## TASK DESCRIPTION
For each line below that contains the string "JSON", copy that line.

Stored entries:
-------------------------
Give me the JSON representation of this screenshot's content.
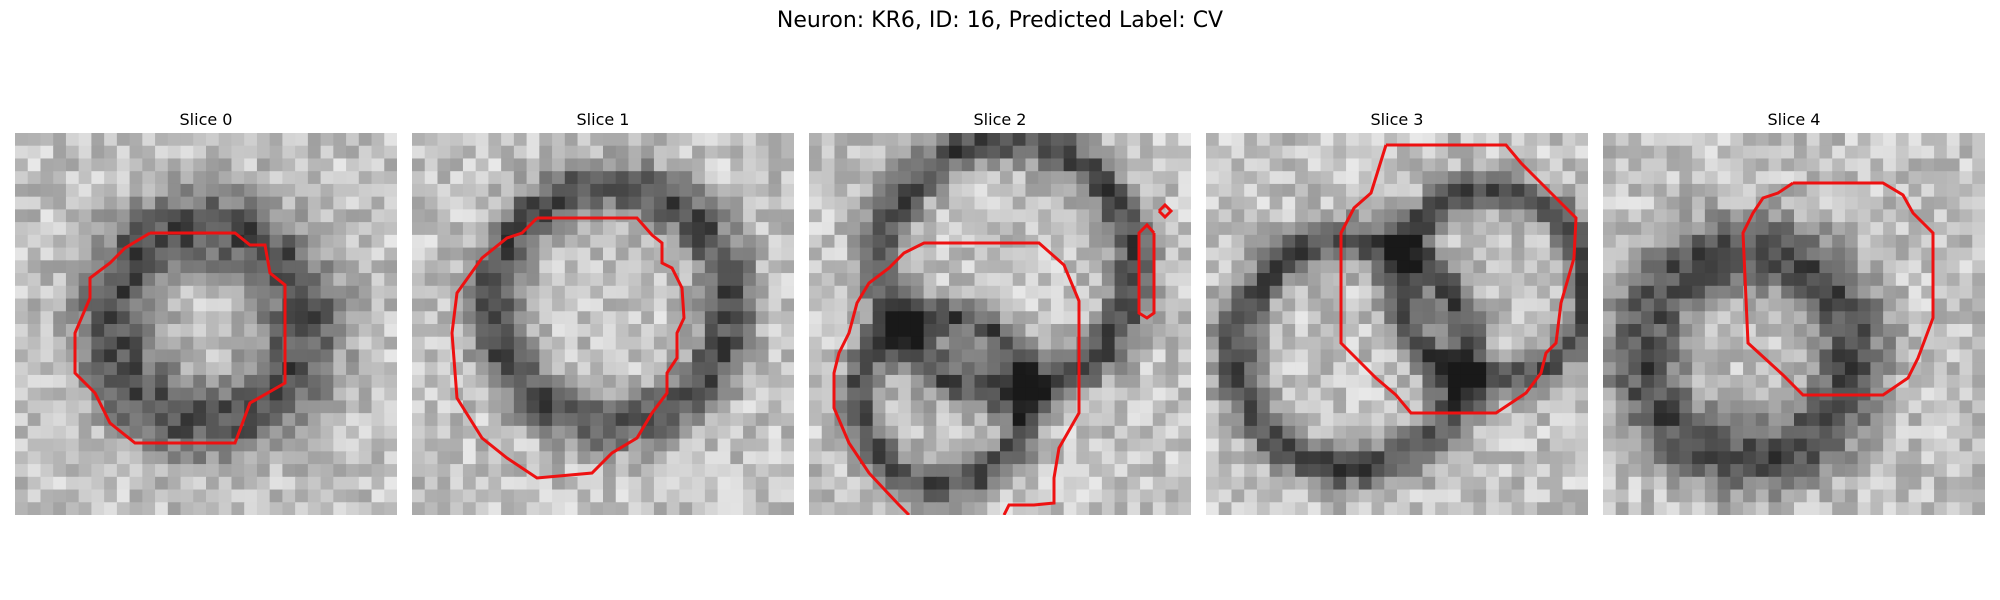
{
  "figure": {
    "title": "Neuron: KR6, ID: 16, Predicted Label: CV"
  },
  "colors": {
    "contour": "#ee1111",
    "background": "#ffffff"
  },
  "panels": [
    {
      "title": "Slice 0",
      "seed": 11
    },
    {
      "title": "Slice 1",
      "seed": 23
    },
    {
      "title": "Slice 2",
      "seed": 37
    },
    {
      "title": "Slice 3",
      "seed": 41
    },
    {
      "title": "Slice 4",
      "seed": 59
    }
  ]
}
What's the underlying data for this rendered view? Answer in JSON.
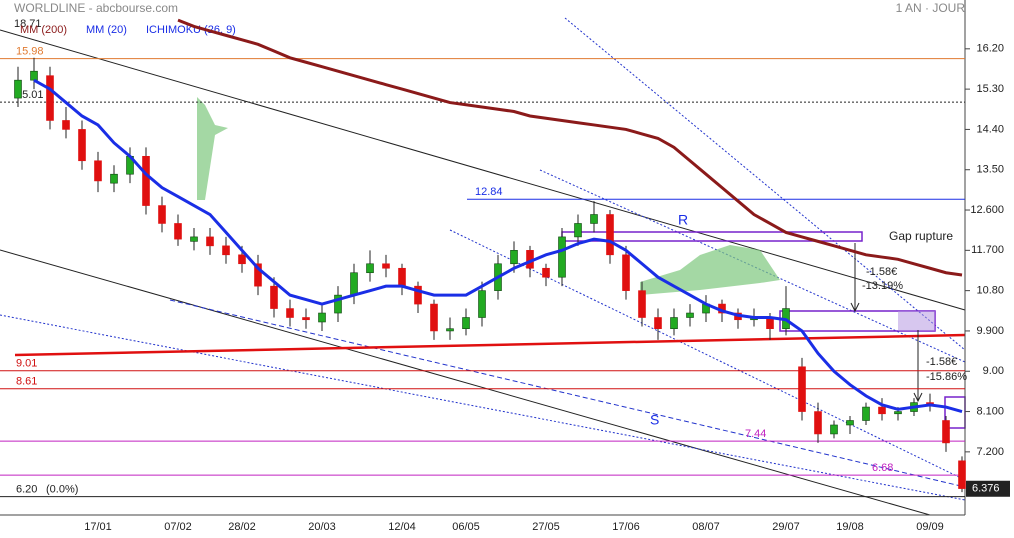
{
  "header": {
    "title": "WORLDLINE - abcbourse.com",
    "period": "1 AN · JOUR",
    "corner_value": "18.71",
    "ichimoku_label": "ICHIMOKU (26, 9)"
  },
  "chart_data": {
    "type": "candlestick",
    "categories": [
      null,
      null,
      null,
      null,
      null,
      "17/01",
      null,
      null,
      null,
      null,
      "07/02",
      null,
      null,
      null,
      "28/02",
      null,
      null,
      null,
      null,
      "20/03",
      null,
      null,
      null,
      null,
      "12/04",
      null,
      null,
      null,
      "06/05",
      null,
      null,
      null,
      null,
      "27/05",
      null,
      null,
      null,
      null,
      "17/06",
      null,
      null,
      null,
      null,
      "08/07",
      null,
      null,
      null,
      null,
      "29/07",
      null,
      null,
      null,
      "19/08",
      null,
      null,
      null,
      null,
      "09/09",
      null,
      null
    ],
    "open": [
      15.1,
      15.5,
      15.6,
      14.6,
      14.4,
      13.7,
      13.2,
      13.4,
      13.8,
      12.7,
      12.3,
      11.9,
      12.0,
      11.8,
      11.6,
      11.4,
      10.9,
      10.4,
      10.2,
      10.1,
      10.3,
      10.7,
      11.2,
      11.4,
      11.3,
      10.9,
      10.5,
      9.9,
      9.95,
      10.2,
      10.8,
      11.4,
      11.7,
      11.3,
      11.1,
      12.0,
      12.3,
      12.5,
      11.6,
      10.8,
      10.2,
      9.95,
      10.2,
      10.3,
      10.5,
      10.3,
      10.15,
      10.2,
      9.95,
      9.1,
      8.1,
      7.6,
      7.8,
      7.9,
      8.2,
      8.05,
      8.1,
      8.3,
      7.9,
      7.0
    ],
    "high": [
      15.8,
      16.0,
      15.8,
      14.9,
      14.6,
      13.9,
      13.6,
      14.0,
      14.0,
      12.9,
      12.5,
      12.2,
      12.2,
      12.0,
      11.8,
      11.6,
      11.1,
      10.6,
      10.4,
      10.5,
      10.9,
      11.4,
      11.7,
      11.6,
      11.4,
      11.0,
      10.6,
      10.2,
      10.4,
      11.0,
      11.6,
      11.9,
      11.8,
      11.4,
      12.2,
      12.5,
      12.8,
      12.6,
      11.8,
      11.0,
      10.4,
      10.4,
      10.5,
      10.7,
      10.6,
      10.4,
      10.4,
      10.3,
      10.9,
      9.3,
      8.3,
      7.9,
      8.0,
      8.3,
      8.4,
      8.2,
      8.4,
      8.5,
      8.0,
      7.1
    ],
    "low": [
      14.9,
      15.3,
      14.4,
      14.2,
      13.5,
      13.0,
      13.0,
      13.2,
      12.5,
      12.1,
      11.8,
      11.7,
      11.6,
      11.4,
      11.2,
      10.7,
      10.2,
      10.0,
      9.95,
      9.9,
      10.1,
      10.5,
      11.0,
      11.1,
      10.7,
      10.3,
      9.7,
      9.7,
      9.8,
      10.0,
      10.6,
      11.2,
      11.1,
      10.9,
      10.9,
      11.8,
      12.1,
      11.4,
      10.6,
      10.0,
      9.7,
      9.8,
      10.0,
      10.1,
      10.1,
      9.95,
      10.0,
      9.7,
      9.8,
      7.9,
      7.4,
      7.5,
      7.6,
      7.8,
      7.9,
      7.9,
      8.0,
      8.1,
      7.2,
      6.3
    ],
    "close": [
      15.5,
      15.7,
      14.6,
      14.4,
      13.7,
      13.25,
      13.4,
      13.8,
      12.7,
      12.3,
      11.95,
      12.0,
      11.8,
      11.6,
      11.4,
      10.9,
      10.4,
      10.2,
      10.15,
      10.3,
      10.7,
      11.2,
      11.4,
      11.3,
      10.9,
      10.5,
      9.9,
      9.95,
      10.2,
      10.8,
      11.4,
      11.7,
      11.3,
      11.1,
      12.0,
      12.3,
      12.5,
      11.6,
      10.8,
      10.2,
      9.95,
      10.2,
      10.3,
      10.5,
      10.3,
      10.15,
      10.2,
      9.95,
      10.4,
      8.1,
      7.6,
      7.8,
      7.9,
      8.2,
      8.05,
      8.1,
      8.3,
      8.25,
      7.4,
      6.38
    ],
    "up_color": "#22aa22",
    "down_color": "#e01010",
    "series": [
      {
        "name": "MM (200)",
        "color": "#8b1a1a",
        "values": [
          null,
          null,
          null,
          null,
          null,
          null,
          null,
          null,
          null,
          null,
          16.84,
          16.7,
          16.6,
          16.5,
          16.4,
          16.3,
          16.15,
          16.0,
          15.9,
          15.8,
          15.7,
          15.6,
          15.5,
          15.4,
          15.3,
          15.2,
          15.1,
          15.0,
          14.95,
          14.9,
          14.85,
          14.8,
          14.7,
          14.65,
          14.6,
          14.55,
          14.5,
          14.45,
          14.4,
          14.3,
          14.2,
          14.0,
          13.7,
          13.4,
          13.1,
          12.8,
          12.5,
          12.3,
          12.1,
          12.0,
          11.9,
          11.8,
          11.7,
          11.6,
          11.55,
          11.5,
          11.4,
          11.3,
          11.2,
          11.15
        ]
      },
      {
        "name": "MM (20)",
        "color": "#1a2ee6",
        "values": [
          null,
          15.5,
          15.3,
          15.0,
          14.7,
          14.5,
          14.1,
          13.8,
          13.4,
          13.1,
          12.9,
          12.7,
          12.5,
          12.1,
          11.7,
          11.3,
          11.0,
          10.7,
          10.6,
          10.5,
          10.6,
          10.7,
          10.8,
          10.9,
          10.9,
          10.8,
          10.7,
          10.7,
          10.7,
          10.9,
          11.1,
          11.3,
          11.45,
          11.6,
          11.7,
          11.85,
          11.95,
          11.9,
          11.7,
          11.4,
          11.1,
          10.9,
          10.7,
          10.5,
          10.35,
          10.25,
          10.2,
          10.2,
          10.15,
          9.9,
          9.4,
          9.0,
          8.7,
          8.45,
          8.25,
          8.15,
          8.2,
          8.25,
          8.2,
          8.1
        ]
      }
    ],
    "ylim": [
      5.79,
      17.29
    ],
    "yticks": [
      {
        "value": 16.2,
        "label": "16.20"
      },
      {
        "value": 15.3,
        "label": "15.30"
      },
      {
        "value": 14.4,
        "label": "14.40"
      },
      {
        "value": 13.5,
        "label": "13.50"
      },
      {
        "value": 12.6,
        "label": "12.600"
      },
      {
        "value": 11.7,
        "label": "11.700"
      },
      {
        "value": 10.8,
        "label": "10.80"
      },
      {
        "value": 9.9,
        "label": "9.900"
      },
      {
        "value": 9.0,
        "label": "9.00"
      },
      {
        "value": 8.1,
        "label": "8.100"
      },
      {
        "value": 7.2,
        "label": "7.200"
      }
    ],
    "levels": [
      {
        "value": 15.98,
        "color": "#e07a30",
        "style": "solid"
      },
      {
        "value": 15.01,
        "color": "#222222",
        "style": "dotted"
      },
      {
        "value": 12.84,
        "color": "#1a2ee6",
        "style": "solid"
      },
      {
        "value": 9.01,
        "color": "#d01010",
        "style": "solid"
      },
      {
        "value": 8.61,
        "color": "#d01010",
        "style": "solid"
      },
      {
        "value": 7.44,
        "color": "#c020c0",
        "style": "solid"
      },
      {
        "value": 6.68,
        "color": "#c020c0",
        "style": "solid"
      },
      {
        "value": 6.2,
        "label": "6.20",
        "note": "(0.0%)",
        "color": "#222222",
        "style": "solid"
      }
    ],
    "last_price": 6.376,
    "annotations": [
      "R",
      "S",
      "Gap rupture",
      "-1.58€",
      "-13.19%",
      "-1.58€",
      "-15.86%"
    ]
  }
}
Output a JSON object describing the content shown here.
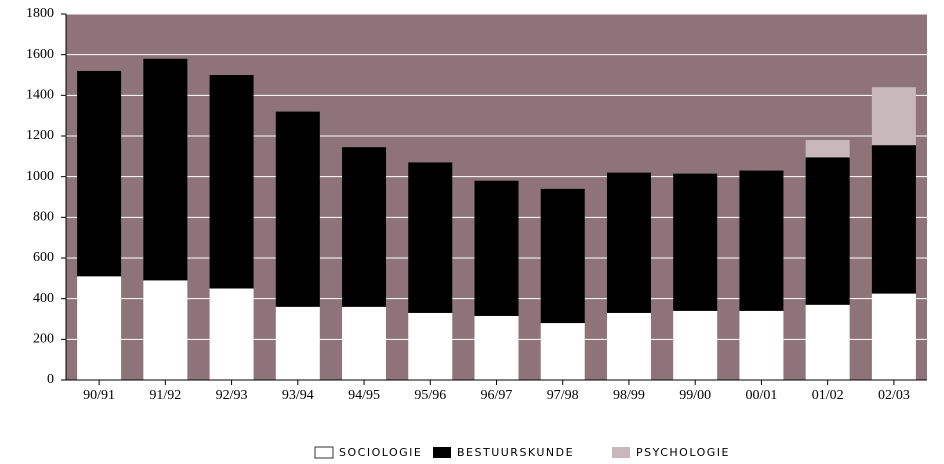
{
  "chart_data": {
    "type": "stacked_bar",
    "categories": [
      "90/91",
      "91/92",
      "92/93",
      "93/94",
      "94/95",
      "95/96",
      "96/97",
      "97/98",
      "98/99",
      "99/00",
      "00/01",
      "01/02",
      "02/03"
    ],
    "series": [
      {
        "name": "SOCIOLOGIE",
        "color": "#ffffff",
        "values": [
          510,
          490,
          450,
          360,
          360,
          330,
          315,
          280,
          330,
          340,
          340,
          370,
          425
        ]
      },
      {
        "name": "BESTUURSKUNDE",
        "color": "#000000",
        "values": [
          1010,
          1090,
          1050,
          960,
          785,
          740,
          665,
          660,
          690,
          675,
          690,
          725,
          730
        ]
      },
      {
        "name": "PSYCHOLOGIE",
        "color": "#c9b8bb",
        "values": [
          null,
          null,
          null,
          null,
          null,
          null,
          null,
          null,
          null,
          null,
          null,
          85,
          285
        ]
      }
    ],
    "ylim": [
      0,
      1800
    ],
    "yticks": [
      0,
      200,
      400,
      600,
      800,
      1000,
      1200,
      1400,
      1600,
      1800
    ],
    "grid": true,
    "plot_background": "#8e747a",
    "legend": "bottom"
  }
}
-------------------------
## SOLUTION TO THE PROBLEM
Give me the JSON representation of this screenshot's content.
What's the underlying data for this rendered view? Answer in JSON.
Output a JSON object describing the content shown here.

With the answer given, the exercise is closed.